:: Data extract ::

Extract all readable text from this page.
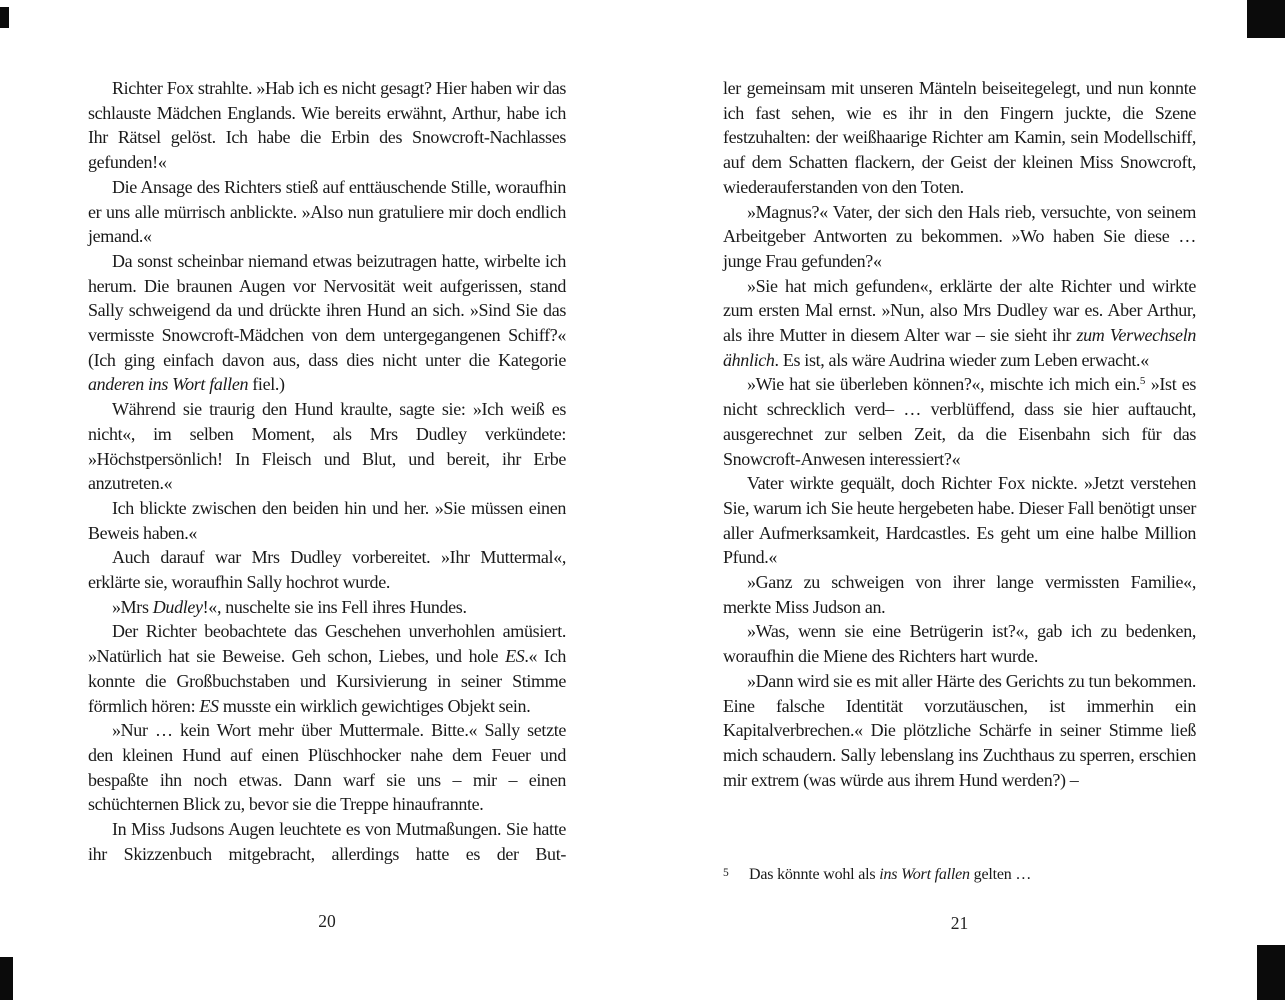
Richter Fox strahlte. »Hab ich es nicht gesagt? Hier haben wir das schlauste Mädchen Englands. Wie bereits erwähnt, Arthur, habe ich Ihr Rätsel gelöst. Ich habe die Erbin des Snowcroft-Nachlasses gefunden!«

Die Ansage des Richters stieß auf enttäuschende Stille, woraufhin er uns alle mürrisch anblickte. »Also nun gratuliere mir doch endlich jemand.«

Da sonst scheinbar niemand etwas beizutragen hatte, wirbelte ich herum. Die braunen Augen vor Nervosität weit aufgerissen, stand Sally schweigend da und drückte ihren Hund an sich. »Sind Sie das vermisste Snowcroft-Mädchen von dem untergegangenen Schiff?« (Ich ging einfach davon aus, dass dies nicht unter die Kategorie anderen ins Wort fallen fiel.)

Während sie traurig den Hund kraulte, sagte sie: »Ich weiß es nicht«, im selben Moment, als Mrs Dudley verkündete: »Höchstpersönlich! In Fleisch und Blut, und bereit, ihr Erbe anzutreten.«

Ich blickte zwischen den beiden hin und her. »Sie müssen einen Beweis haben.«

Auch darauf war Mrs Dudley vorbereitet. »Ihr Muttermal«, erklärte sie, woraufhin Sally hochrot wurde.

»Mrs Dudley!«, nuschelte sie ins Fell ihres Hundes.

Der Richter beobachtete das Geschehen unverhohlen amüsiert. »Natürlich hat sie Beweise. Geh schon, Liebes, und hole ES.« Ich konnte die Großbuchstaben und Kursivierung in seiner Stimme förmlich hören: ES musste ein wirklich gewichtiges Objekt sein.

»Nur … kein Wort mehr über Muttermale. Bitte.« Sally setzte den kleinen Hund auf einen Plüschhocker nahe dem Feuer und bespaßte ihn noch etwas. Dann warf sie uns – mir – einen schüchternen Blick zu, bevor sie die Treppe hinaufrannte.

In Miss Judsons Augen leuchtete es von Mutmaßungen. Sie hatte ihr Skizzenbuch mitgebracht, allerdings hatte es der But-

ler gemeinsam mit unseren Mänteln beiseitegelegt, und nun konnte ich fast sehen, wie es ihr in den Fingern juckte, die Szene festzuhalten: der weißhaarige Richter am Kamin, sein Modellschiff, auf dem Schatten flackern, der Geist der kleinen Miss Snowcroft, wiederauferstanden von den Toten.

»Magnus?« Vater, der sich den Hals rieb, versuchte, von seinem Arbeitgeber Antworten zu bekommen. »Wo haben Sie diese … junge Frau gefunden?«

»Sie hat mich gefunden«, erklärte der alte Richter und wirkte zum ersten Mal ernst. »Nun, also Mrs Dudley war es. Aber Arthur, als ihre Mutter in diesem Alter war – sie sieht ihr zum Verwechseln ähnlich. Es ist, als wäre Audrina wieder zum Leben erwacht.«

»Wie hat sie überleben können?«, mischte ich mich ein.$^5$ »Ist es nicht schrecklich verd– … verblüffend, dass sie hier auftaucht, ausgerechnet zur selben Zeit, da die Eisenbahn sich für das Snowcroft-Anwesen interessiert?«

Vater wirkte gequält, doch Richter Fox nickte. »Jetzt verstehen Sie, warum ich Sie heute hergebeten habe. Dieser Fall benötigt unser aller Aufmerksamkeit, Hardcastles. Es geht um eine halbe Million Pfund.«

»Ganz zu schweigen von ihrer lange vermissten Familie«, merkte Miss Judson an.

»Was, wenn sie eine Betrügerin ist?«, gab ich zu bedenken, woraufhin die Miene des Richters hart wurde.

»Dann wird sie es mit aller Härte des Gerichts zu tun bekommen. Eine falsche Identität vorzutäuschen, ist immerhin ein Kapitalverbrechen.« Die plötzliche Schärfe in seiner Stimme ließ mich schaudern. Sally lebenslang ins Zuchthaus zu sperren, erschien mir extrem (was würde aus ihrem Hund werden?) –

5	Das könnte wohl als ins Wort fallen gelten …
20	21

:::

Your objective:
Copy every line of the listing containing the string "Richters".

Response to this task:
Die Ansage des Richters stieß auf enttäuschende Stille, woraufhin er uns alle mürrisch anblickte. »Also nun gratuliere mir doch endlich jemand.«
»Was, wenn sie eine Betrügerin ist?«, gab ich zu bedenken, woraufhin die Miene des Richters hart wurde.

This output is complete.